Give back every line exactly as it appears, pictures excluded.

::: Listed records :::

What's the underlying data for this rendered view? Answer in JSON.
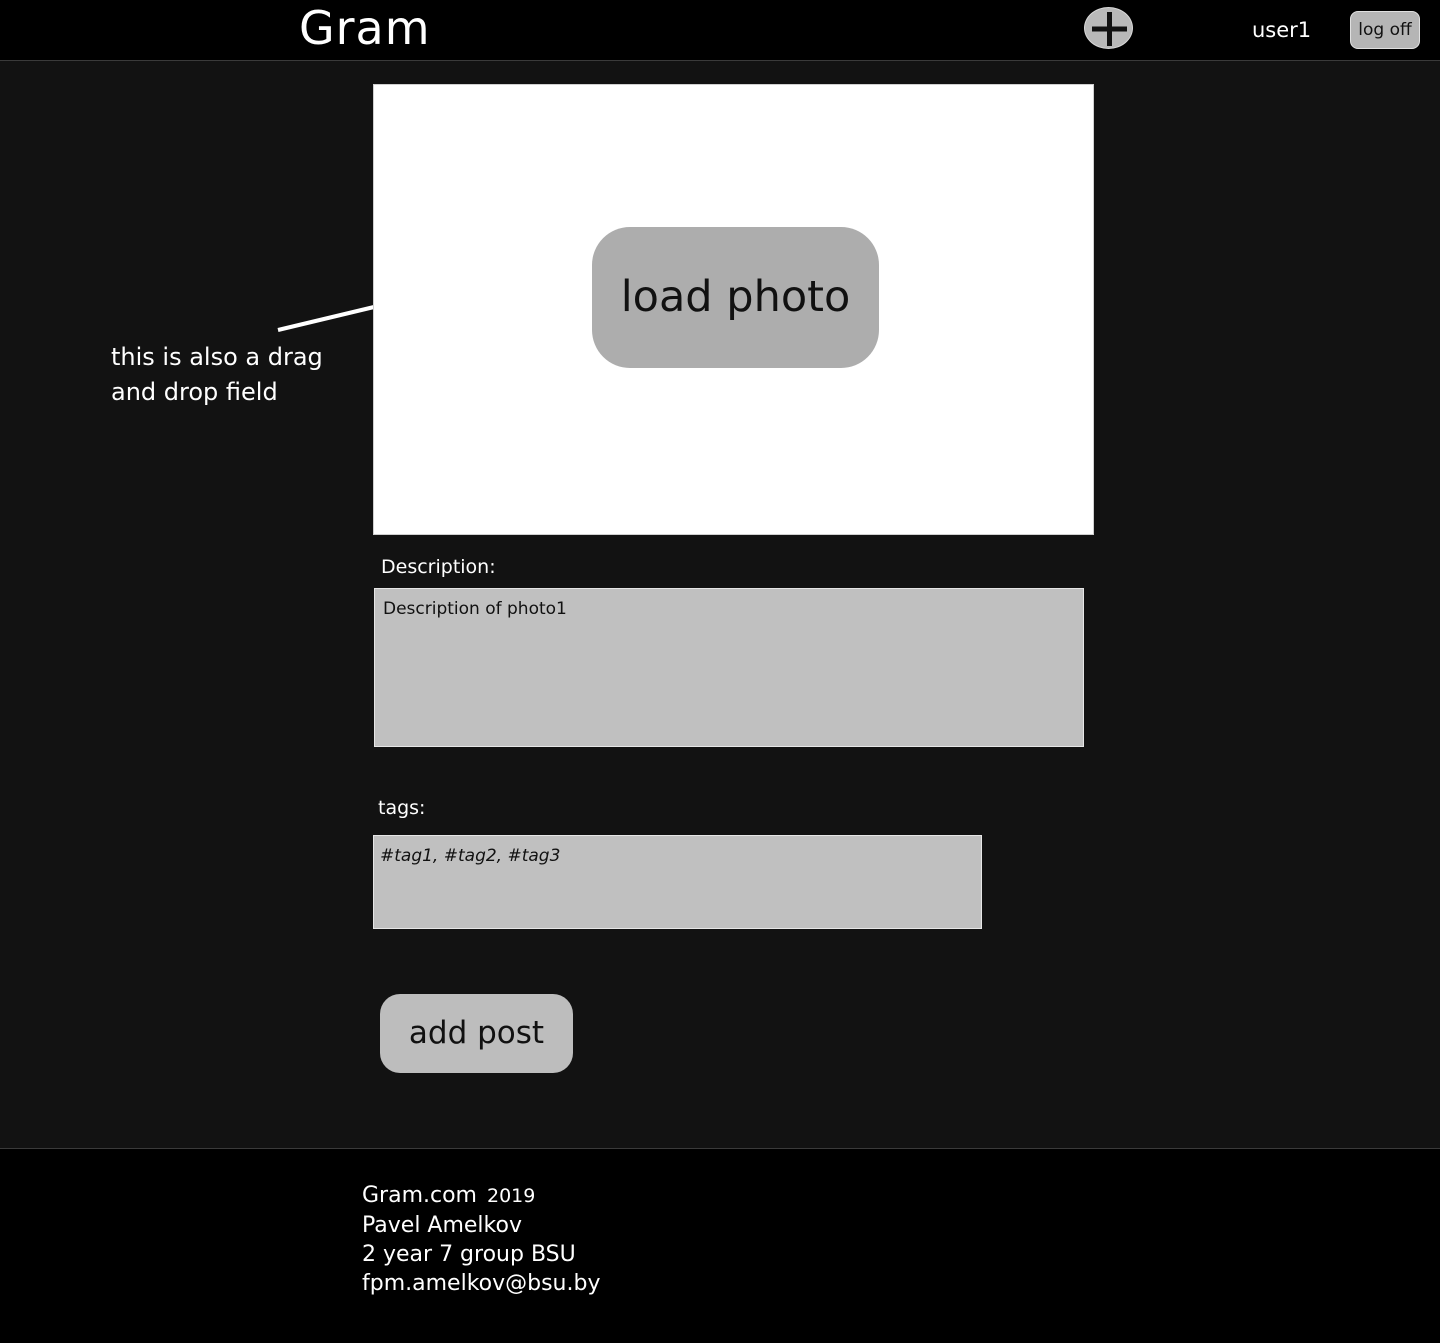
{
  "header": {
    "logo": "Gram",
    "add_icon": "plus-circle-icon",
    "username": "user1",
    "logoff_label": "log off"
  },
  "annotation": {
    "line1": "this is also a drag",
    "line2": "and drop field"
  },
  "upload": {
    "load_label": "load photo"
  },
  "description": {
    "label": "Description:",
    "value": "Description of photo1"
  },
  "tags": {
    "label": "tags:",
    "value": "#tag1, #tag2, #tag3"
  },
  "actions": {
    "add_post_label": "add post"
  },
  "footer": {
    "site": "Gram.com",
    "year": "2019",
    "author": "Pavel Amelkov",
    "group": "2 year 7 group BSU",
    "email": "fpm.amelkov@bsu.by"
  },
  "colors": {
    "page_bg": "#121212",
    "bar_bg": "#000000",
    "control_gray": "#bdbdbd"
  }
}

:::

(Solution)
What's the underlying data for this rendered view? Answer in JSON.
{
  "header": {
    "logo": "Gram",
    "add_icon": "plus-circle-icon",
    "username": "user1",
    "logoff_label": "log off"
  },
  "annotation": {
    "line1": "this is also a drag",
    "line2": "and drop field"
  },
  "upload": {
    "load_label": "load photo"
  },
  "description": {
    "label": "Description:",
    "value": "Description of photo1"
  },
  "tags": {
    "label": "tags:",
    "value": "#tag1, #tag2, #tag3"
  },
  "actions": {
    "add_post_label": "add post"
  },
  "footer": {
    "site": "Gram.com",
    "year": "2019",
    "author": "Pavel Amelkov",
    "group": "2 year 7 group BSU",
    "email": "fpm.amelkov@bsu.by"
  },
  "colors": {
    "page_bg": "#121212",
    "bar_bg": "#000000",
    "control_gray": "#bdbdbd"
  }
}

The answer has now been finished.